**Work to complete**
Copy all lines that contain the word "make".

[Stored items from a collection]
____

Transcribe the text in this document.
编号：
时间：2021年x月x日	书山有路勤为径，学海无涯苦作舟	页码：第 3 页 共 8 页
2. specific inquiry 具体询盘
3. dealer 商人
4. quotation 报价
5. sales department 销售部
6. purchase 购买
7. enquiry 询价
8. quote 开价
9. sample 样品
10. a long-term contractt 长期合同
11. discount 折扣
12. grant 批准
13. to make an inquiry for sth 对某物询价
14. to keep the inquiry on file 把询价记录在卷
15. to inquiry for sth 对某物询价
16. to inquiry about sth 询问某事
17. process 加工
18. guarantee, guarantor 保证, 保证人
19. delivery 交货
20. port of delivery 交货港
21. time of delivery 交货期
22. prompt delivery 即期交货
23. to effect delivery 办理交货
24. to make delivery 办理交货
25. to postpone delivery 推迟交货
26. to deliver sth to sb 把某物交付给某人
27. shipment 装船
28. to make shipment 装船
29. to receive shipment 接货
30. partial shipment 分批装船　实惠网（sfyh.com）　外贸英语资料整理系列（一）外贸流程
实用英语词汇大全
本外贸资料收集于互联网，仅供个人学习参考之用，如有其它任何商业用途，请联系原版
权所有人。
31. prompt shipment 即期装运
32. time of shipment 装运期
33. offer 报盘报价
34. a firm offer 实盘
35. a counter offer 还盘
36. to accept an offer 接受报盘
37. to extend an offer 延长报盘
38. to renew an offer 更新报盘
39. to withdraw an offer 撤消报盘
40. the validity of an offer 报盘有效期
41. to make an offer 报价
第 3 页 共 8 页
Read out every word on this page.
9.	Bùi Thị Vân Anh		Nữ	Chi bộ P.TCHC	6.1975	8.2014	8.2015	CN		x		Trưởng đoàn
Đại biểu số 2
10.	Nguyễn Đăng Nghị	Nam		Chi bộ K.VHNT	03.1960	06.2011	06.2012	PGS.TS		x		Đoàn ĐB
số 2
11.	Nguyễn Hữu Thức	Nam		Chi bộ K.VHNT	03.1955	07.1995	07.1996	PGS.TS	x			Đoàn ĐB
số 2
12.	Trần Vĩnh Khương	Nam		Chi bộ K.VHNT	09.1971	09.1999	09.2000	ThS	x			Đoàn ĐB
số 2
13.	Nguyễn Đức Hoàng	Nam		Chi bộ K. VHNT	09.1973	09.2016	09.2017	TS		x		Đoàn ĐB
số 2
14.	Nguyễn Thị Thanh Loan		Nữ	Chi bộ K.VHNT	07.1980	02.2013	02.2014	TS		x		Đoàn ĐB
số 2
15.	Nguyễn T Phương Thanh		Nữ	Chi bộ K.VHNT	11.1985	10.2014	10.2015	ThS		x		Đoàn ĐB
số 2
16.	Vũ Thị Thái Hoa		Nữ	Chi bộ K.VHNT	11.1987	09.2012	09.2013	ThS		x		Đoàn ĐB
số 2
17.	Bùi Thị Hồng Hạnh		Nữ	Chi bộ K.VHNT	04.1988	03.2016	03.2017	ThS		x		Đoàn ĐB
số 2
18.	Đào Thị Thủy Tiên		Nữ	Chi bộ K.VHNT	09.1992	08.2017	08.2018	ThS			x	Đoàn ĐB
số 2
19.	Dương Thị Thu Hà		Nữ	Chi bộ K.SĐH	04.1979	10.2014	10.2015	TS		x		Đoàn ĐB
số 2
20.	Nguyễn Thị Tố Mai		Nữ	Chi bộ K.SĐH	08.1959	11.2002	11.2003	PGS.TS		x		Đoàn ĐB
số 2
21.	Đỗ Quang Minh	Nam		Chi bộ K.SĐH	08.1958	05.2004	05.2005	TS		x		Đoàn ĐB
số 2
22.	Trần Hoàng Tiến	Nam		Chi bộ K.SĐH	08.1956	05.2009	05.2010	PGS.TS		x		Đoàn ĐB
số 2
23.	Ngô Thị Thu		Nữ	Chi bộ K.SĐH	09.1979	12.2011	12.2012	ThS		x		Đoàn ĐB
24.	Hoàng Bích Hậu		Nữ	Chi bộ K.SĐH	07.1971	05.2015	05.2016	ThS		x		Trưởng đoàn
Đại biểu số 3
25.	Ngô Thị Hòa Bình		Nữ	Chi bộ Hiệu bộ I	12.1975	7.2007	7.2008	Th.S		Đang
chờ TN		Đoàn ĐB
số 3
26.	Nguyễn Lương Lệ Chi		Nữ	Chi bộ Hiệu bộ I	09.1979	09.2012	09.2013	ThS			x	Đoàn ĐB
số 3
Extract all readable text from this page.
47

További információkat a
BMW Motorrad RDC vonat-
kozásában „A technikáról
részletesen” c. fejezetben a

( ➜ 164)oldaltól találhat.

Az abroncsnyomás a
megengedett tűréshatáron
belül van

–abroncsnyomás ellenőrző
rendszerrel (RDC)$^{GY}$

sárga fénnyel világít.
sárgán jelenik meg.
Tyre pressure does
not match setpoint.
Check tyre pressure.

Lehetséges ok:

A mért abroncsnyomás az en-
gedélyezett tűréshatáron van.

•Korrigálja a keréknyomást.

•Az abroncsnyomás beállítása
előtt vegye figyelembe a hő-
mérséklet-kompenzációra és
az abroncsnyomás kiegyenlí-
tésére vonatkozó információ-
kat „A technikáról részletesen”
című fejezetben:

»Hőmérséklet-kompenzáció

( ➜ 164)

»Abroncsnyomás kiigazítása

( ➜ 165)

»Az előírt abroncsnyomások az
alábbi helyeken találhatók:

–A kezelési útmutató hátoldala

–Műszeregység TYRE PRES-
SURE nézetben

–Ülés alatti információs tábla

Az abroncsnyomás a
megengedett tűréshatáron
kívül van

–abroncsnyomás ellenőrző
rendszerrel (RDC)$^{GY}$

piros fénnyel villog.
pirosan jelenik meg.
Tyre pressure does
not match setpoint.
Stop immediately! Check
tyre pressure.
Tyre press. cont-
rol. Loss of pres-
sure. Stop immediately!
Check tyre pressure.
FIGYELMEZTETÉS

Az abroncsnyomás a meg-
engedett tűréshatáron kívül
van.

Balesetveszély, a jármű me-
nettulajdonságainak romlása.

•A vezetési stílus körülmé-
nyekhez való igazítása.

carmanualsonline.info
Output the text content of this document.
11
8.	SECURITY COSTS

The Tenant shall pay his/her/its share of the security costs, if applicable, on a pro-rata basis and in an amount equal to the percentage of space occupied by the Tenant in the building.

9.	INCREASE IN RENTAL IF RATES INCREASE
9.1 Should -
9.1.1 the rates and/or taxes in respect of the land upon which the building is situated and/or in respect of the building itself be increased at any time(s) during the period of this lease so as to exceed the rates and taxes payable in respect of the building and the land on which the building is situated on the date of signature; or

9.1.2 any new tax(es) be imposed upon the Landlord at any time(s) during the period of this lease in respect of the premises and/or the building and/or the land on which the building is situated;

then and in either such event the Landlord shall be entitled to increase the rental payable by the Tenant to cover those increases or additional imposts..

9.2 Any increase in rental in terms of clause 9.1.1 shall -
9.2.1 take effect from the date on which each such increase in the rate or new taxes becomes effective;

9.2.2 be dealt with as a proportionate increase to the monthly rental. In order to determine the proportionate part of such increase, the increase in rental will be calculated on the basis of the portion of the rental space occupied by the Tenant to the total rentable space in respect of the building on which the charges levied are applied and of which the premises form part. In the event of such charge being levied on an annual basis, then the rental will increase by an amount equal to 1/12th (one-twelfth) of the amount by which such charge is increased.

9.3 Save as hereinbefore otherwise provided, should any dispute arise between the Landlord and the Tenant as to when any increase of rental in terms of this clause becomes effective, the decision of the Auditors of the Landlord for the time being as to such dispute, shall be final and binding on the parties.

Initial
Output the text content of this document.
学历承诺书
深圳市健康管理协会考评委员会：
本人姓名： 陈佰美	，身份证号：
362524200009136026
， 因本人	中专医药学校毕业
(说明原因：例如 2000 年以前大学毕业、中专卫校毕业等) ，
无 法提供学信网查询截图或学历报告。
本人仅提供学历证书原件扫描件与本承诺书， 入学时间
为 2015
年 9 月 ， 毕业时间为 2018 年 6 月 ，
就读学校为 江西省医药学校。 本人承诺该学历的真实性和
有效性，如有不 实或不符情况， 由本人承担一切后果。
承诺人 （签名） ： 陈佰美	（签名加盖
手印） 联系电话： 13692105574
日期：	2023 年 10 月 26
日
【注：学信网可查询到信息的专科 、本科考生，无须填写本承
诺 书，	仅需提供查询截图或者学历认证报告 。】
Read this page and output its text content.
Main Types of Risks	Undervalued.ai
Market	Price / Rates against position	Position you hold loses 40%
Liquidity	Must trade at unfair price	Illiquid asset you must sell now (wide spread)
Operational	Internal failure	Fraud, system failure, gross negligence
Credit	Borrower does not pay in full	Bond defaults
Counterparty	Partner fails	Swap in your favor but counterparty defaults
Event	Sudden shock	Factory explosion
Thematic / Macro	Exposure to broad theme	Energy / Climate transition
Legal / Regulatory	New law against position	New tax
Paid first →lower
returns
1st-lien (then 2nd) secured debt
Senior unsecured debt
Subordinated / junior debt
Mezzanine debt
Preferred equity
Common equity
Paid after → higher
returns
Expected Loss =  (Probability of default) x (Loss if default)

____

**Solved exercise**
13. to make an inquiry for sth 对某物询价
24. to make delivery 办理交货
28. to make shipment 装船
41. to make an offer 报价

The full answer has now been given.